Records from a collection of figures
——

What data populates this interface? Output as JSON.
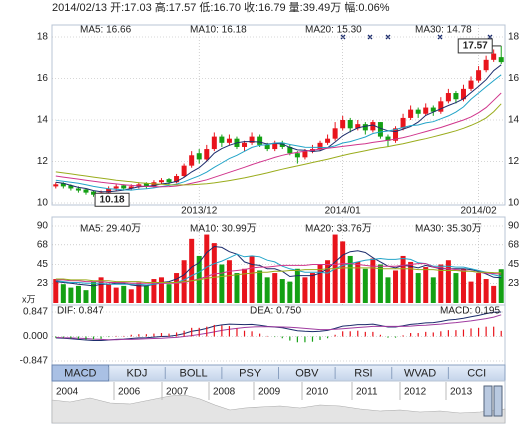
{
  "header": {
    "text": "2014/02/13 开:17.03 高:17.57 低:16.70 收:16.79 量:39.49万 幅:0.06%"
  },
  "chart_data": [
    {
      "type": "candlestick",
      "categories": [
        null,
        null,
        null,
        null,
        null,
        null,
        null,
        null,
        null,
        null,
        null,
        null,
        null,
        null,
        null,
        null,
        null,
        null,
        null,
        "2013/12",
        null,
        null,
        null,
        null,
        null,
        null,
        null,
        null,
        null,
        null,
        null,
        null,
        null,
        null,
        null,
        null,
        null,
        null,
        "2014/01",
        null,
        null,
        null,
        null,
        null,
        null,
        null,
        null,
        null,
        null,
        null,
        null,
        null,
        null,
        null,
        null,
        null,
        "2014/02",
        null,
        null,
        null
      ],
      "open": [
        10.8,
        10.95,
        10.85,
        10.7,
        10.65,
        10.55,
        10.35,
        10.5,
        10.7,
        10.85,
        10.7,
        10.8,
        10.95,
        10.8,
        11.0,
        11.15,
        11.0,
        11.3,
        11.8,
        12.4,
        12.1,
        12.6,
        13.2,
        12.9,
        13.1,
        12.7,
        12.9,
        13.2,
        12.8,
        12.6,
        12.9,
        12.7,
        12.4,
        12.2,
        12.5,
        12.6,
        12.9,
        13.1,
        13.6,
        14.0,
        13.6,
        13.8,
        13.5,
        13.9,
        13.2,
        13.0,
        13.6,
        14.1,
        14.5,
        14.3,
        14.6,
        14.4,
        14.9,
        15.3,
        15.0,
        15.5,
        15.9,
        16.4,
        16.9,
        17.03
      ],
      "high": [
        11.0,
        11.0,
        10.9,
        10.8,
        10.7,
        10.6,
        10.6,
        10.8,
        10.9,
        10.9,
        10.9,
        11.0,
        11.0,
        11.1,
        11.2,
        11.2,
        11.4,
        11.9,
        12.5,
        12.6,
        12.8,
        13.4,
        13.3,
        13.3,
        13.2,
        13.0,
        13.4,
        13.3,
        12.9,
        13.0,
        13.0,
        12.8,
        12.5,
        12.6,
        12.8,
        13.0,
        13.3,
        13.9,
        14.2,
        14.1,
        14.0,
        13.9,
        14.0,
        13.9,
        13.3,
        13.7,
        14.3,
        14.7,
        14.6,
        14.8,
        14.7,
        15.1,
        15.5,
        15.4,
        15.7,
        16.1,
        16.6,
        17.1,
        17.4,
        17.57
      ],
      "low": [
        10.7,
        10.7,
        10.6,
        10.5,
        10.4,
        10.3,
        10.18,
        10.45,
        10.6,
        10.6,
        10.6,
        10.7,
        10.7,
        10.75,
        10.9,
        10.9,
        10.95,
        11.25,
        11.7,
        11.9,
        12.0,
        12.5,
        12.7,
        12.8,
        12.6,
        12.5,
        12.8,
        12.7,
        12.5,
        12.5,
        12.6,
        12.3,
        11.9,
        12.1,
        12.4,
        12.5,
        12.8,
        13.0,
        13.5,
        13.4,
        13.5,
        13.3,
        13.4,
        13.1,
        12.7,
        12.9,
        13.5,
        14.0,
        14.1,
        14.2,
        14.2,
        14.3,
        14.8,
        14.8,
        14.9,
        15.4,
        15.8,
        16.3,
        16.8,
        16.7
      ],
      "close": [
        10.9,
        10.8,
        10.7,
        10.6,
        10.5,
        10.4,
        10.5,
        10.7,
        10.8,
        10.7,
        10.8,
        10.9,
        10.8,
        11.0,
        11.1,
        11.0,
        11.3,
        11.8,
        12.3,
        12.1,
        12.6,
        13.2,
        12.9,
        13.1,
        12.7,
        12.9,
        13.2,
        12.8,
        12.6,
        12.9,
        12.7,
        12.4,
        12.2,
        12.5,
        12.6,
        12.9,
        13.1,
        13.6,
        14.0,
        13.6,
        13.8,
        13.5,
        13.9,
        13.2,
        13.0,
        13.6,
        14.1,
        14.5,
        14.3,
        14.6,
        14.4,
        14.9,
        15.3,
        15.0,
        15.5,
        15.9,
        16.4,
        16.9,
        17.2,
        16.79
      ],
      "up_color": "#e8141c",
      "down_color": "#14a014",
      "low_label": "10.18",
      "high_label": "17.57",
      "series": [
        {
          "name": "MA5: 16.66",
          "color": "#1c2c6c",
          "values": [
            11.0,
            10.95,
            10.85,
            10.75,
            10.7,
            10.6,
            10.54,
            10.54,
            10.58,
            10.62,
            10.7,
            10.78,
            10.8,
            10.84,
            10.92,
            10.96,
            11.04,
            11.24,
            11.5,
            11.7,
            12.02,
            12.4,
            12.62,
            12.78,
            12.9,
            12.96,
            12.96,
            12.94,
            12.84,
            12.88,
            12.84,
            12.68,
            12.56,
            12.54,
            12.48,
            12.52,
            12.66,
            12.94,
            13.24,
            13.44,
            13.62,
            13.7,
            13.76,
            13.6,
            13.48,
            13.44,
            13.56,
            13.68,
            13.9,
            14.22,
            14.38,
            14.54,
            14.7,
            14.84,
            15.02,
            15.32,
            15.62,
            15.94,
            16.38,
            16.66
          ]
        },
        {
          "name": "MA10: 16.18",
          "color": "#22a4c8",
          "values": [
            11.1,
            11.05,
            11.0,
            10.95,
            10.88,
            10.8,
            10.74,
            10.69,
            10.66,
            10.63,
            10.62,
            10.66,
            10.69,
            10.73,
            10.79,
            10.85,
            10.91,
            11.02,
            11.17,
            11.31,
            11.49,
            11.72,
            11.93,
            12.14,
            12.3,
            12.49,
            12.68,
            12.78,
            12.81,
            12.89,
            12.9,
            12.82,
            12.75,
            12.69,
            12.68,
            12.68,
            12.67,
            12.75,
            12.89,
            12.96,
            13.07,
            13.18,
            13.35,
            13.42,
            13.47,
            13.54,
            13.64,
            13.73,
            13.76,
            13.86,
            13.92,
            14.06,
            14.2,
            14.38,
            14.63,
            15.0,
            15.3,
            15.6,
            15.9,
            16.18
          ]
        },
        {
          "name": "MA20: 15.30",
          "color": "#d0358c",
          "values": [
            11.3,
            11.25,
            11.2,
            11.15,
            11.1,
            11.05,
            11.0,
            10.96,
            10.92,
            10.88,
            10.85,
            10.82,
            10.8,
            10.78,
            10.78,
            10.79,
            10.82,
            10.87,
            10.95,
            11.03,
            11.12,
            11.24,
            11.36,
            11.48,
            11.6,
            11.72,
            11.85,
            11.97,
            12.08,
            12.2,
            12.3,
            12.38,
            12.44,
            12.5,
            12.55,
            12.6,
            12.64,
            12.68,
            12.73,
            12.77,
            12.82,
            12.86,
            12.92,
            12.97,
            13.02,
            13.08,
            13.15,
            13.24,
            13.34,
            13.44,
            13.54,
            13.64,
            13.76,
            13.88,
            14.0,
            14.15,
            14.35,
            14.6,
            14.95,
            15.3
          ]
        },
        {
          "name": "MA30: 14.78",
          "color": "#9aac1c",
          "values": [
            11.5,
            11.45,
            11.4,
            11.35,
            11.3,
            11.25,
            11.2,
            11.15,
            11.1,
            11.06,
            11.02,
            10.98,
            10.95,
            10.92,
            10.9,
            10.88,
            10.87,
            10.87,
            10.88,
            10.9,
            10.93,
            10.97,
            11.02,
            11.08,
            11.14,
            11.21,
            11.29,
            11.37,
            11.45,
            11.54,
            11.63,
            11.71,
            11.79,
            11.87,
            11.95,
            12.03,
            12.11,
            12.2,
            12.29,
            12.37,
            12.45,
            12.52,
            12.6,
            12.66,
            12.72,
            12.79,
            12.86,
            12.94,
            13.02,
            13.1,
            13.19,
            13.28,
            13.38,
            13.48,
            13.6,
            13.74,
            13.9,
            14.1,
            14.4,
            14.78
          ]
        }
      ],
      "ylim": [
        10,
        18
      ],
      "yticks": [
        10,
        12,
        14,
        16,
        18
      ],
      "tick_color": "#d00000",
      "grid": true
    },
    {
      "type": "bar",
      "values": [
        28,
        22,
        18,
        20,
        15,
        25,
        30,
        22,
        18,
        20,
        16,
        24,
        20,
        28,
        30,
        22,
        35,
        50,
        75,
        55,
        80,
        70,
        45,
        50,
        35,
        40,
        55,
        38,
        30,
        35,
        28,
        25,
        40,
        30,
        35,
        45,
        50,
        80,
        72,
        55,
        48,
        40,
        52,
        45,
        30,
        38,
        55,
        48,
        35,
        42,
        30,
        45,
        50,
        35,
        40,
        25,
        35,
        28,
        20,
        39.49
      ],
      "series": [
        {
          "name": "MA5: 29.40万",
          "color": "#1c2c6c",
          "values": [
            25,
            24,
            23,
            22,
            21,
            20,
            22,
            22,
            23,
            23,
            21,
            20,
            20,
            22,
            24,
            25,
            28,
            33,
            42,
            47,
            59,
            66,
            65,
            60,
            57,
            48,
            45,
            44,
            40,
            40,
            37,
            31,
            32,
            32,
            32,
            35,
            40,
            48,
            56,
            60,
            61,
            59,
            53,
            48,
            43,
            41,
            44,
            43,
            41,
            44,
            42,
            40,
            40,
            40,
            40,
            39,
            37,
            34,
            30,
            29.4
          ]
        },
        {
          "name": "MA10: 30.99万",
          "color": "#22a4c8",
          "values": [
            26,
            25,
            24,
            24,
            23,
            23,
            23,
            22,
            22,
            22,
            22,
            22,
            21,
            22,
            23,
            23,
            24,
            27,
            32,
            36,
            42,
            46,
            49,
            53,
            57,
            54,
            55,
            54,
            50,
            48,
            43,
            40,
            38,
            36,
            36,
            36,
            35,
            40,
            44,
            46,
            48,
            50,
            51,
            52,
            51,
            51,
            52,
            51,
            47,
            46,
            43,
            43,
            43,
            42,
            42,
            40,
            38,
            36,
            33,
            30.99
          ]
        },
        {
          "name": "MA20: 33.76万",
          "color": "#d0358c",
          "values": [
            27,
            27,
            26,
            26,
            25,
            25,
            25,
            24,
            24,
            24,
            23,
            23,
            23,
            23,
            23,
            23,
            23,
            24,
            26,
            28,
            31,
            34,
            35,
            37,
            38,
            39,
            41,
            42,
            42,
            43,
            44,
            44,
            44,
            44,
            45,
            45,
            45,
            45,
            46,
            46,
            45,
            44,
            43,
            43,
            43,
            43,
            44,
            45,
            46,
            46,
            42,
            41,
            40,
            39,
            38,
            37,
            36,
            35,
            34.5,
            33.76
          ]
        },
        {
          "name": "MA30: 35.30万",
          "color": "#9aac1c",
          "values": [
            28,
            28,
            27,
            27,
            27,
            26,
            26,
            26,
            25,
            25,
            25,
            25,
            24,
            24,
            24,
            24,
            24,
            25,
            26,
            27,
            29,
            30,
            31,
            32,
            33,
            34,
            35,
            36,
            36,
            37,
            37,
            38,
            38,
            39,
            39,
            39,
            40,
            40,
            41,
            41,
            41,
            41,
            41,
            40,
            40,
            40,
            40,
            40,
            39,
            39,
            39,
            38,
            38,
            38,
            37,
            37,
            36,
            36,
            35.5,
            35.3
          ]
        }
      ],
      "y_unit": "x万",
      "ylim": [
        0,
        90
      ],
      "yticks": [
        23,
        45,
        68,
        90
      ],
      "tick_color": "#333333",
      "grid": true
    },
    {
      "type": "macd",
      "series": [
        {
          "name": "DIF: 0.847",
          "color": "#1c2c6c",
          "values": [
            -0.05,
            -0.06,
            -0.08,
            -0.1,
            -0.12,
            -0.14,
            -0.14,
            -0.12,
            -0.1,
            -0.09,
            -0.07,
            -0.05,
            -0.04,
            -0.02,
            0.0,
            0.01,
            0.04,
            0.1,
            0.18,
            0.22,
            0.28,
            0.36,
            0.4,
            0.43,
            0.42,
            0.41,
            0.42,
            0.39,
            0.35,
            0.33,
            0.3,
            0.25,
            0.2,
            0.18,
            0.17,
            0.18,
            0.21,
            0.28,
            0.36,
            0.38,
            0.41,
            0.41,
            0.43,
            0.38,
            0.33,
            0.33,
            0.37,
            0.42,
            0.44,
            0.47,
            0.48,
            0.52,
            0.57,
            0.59,
            0.63,
            0.68,
            0.73,
            0.79,
            0.84,
            0.847
          ]
        },
        {
          "name": "DEA: 0.750",
          "color": "#a03ca0",
          "values": [
            -0.03,
            -0.04,
            -0.05,
            -0.06,
            -0.07,
            -0.09,
            -0.1,
            -0.11,
            -0.11,
            -0.1,
            -0.1,
            -0.09,
            -0.08,
            -0.07,
            -0.06,
            -0.04,
            -0.03,
            0.0,
            0.03,
            0.07,
            0.11,
            0.16,
            0.21,
            0.25,
            0.28,
            0.31,
            0.33,
            0.34,
            0.34,
            0.34,
            0.33,
            0.32,
            0.3,
            0.28,
            0.26,
            0.24,
            0.24,
            0.25,
            0.27,
            0.29,
            0.31,
            0.33,
            0.35,
            0.35,
            0.35,
            0.35,
            0.35,
            0.36,
            0.38,
            0.39,
            0.41,
            0.43,
            0.46,
            0.48,
            0.51,
            0.54,
            0.58,
            0.62,
            0.67,
            0.75
          ]
        },
        {
          "name": "MACD: 0.195",
          "color": "#e8141c",
          "negative_color": "#14a014",
          "values": [
            -0.04,
            -0.04,
            -0.06,
            -0.08,
            -0.1,
            -0.1,
            -0.08,
            -0.02,
            0.02,
            0.02,
            0.06,
            0.08,
            0.08,
            0.1,
            0.12,
            0.1,
            0.14,
            0.2,
            0.3,
            0.3,
            0.34,
            0.4,
            0.38,
            0.36,
            0.28,
            0.2,
            0.18,
            0.1,
            0.02,
            -0.02,
            -0.06,
            -0.14,
            -0.2,
            -0.2,
            -0.18,
            -0.12,
            -0.06,
            0.06,
            0.18,
            0.18,
            0.2,
            0.16,
            0.16,
            0.06,
            -0.04,
            -0.04,
            0.04,
            0.12,
            0.12,
            0.16,
            0.14,
            0.18,
            0.22,
            0.22,
            0.24,
            0.28,
            0.3,
            0.34,
            0.34,
            0.195
          ]
        }
      ],
      "ylim": [
        -0.847,
        0.847
      ],
      "yticks": [
        -0.847,
        {
          "value": 0,
          "label": "0.000"
        },
        0.847
      ],
      "tick_color": "#3366cc",
      "grid": true
    }
  ],
  "tabs": [
    "MACD",
    "KDJ",
    "BOLL",
    "PSY",
    "OBV",
    "RSI",
    "WVAD",
    "CCI"
  ],
  "active_tab": 0,
  "timeline": {
    "years": [
      "2004",
      "2006",
      "2007",
      "2008",
      "2009",
      "2010",
      "2011",
      "2012",
      "2013"
    ]
  }
}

——

Where a line of the records above holds the word "type", copy that line.

● **In response**
      "type": "candlestick",
      "type": "bar",
      "type": "macd",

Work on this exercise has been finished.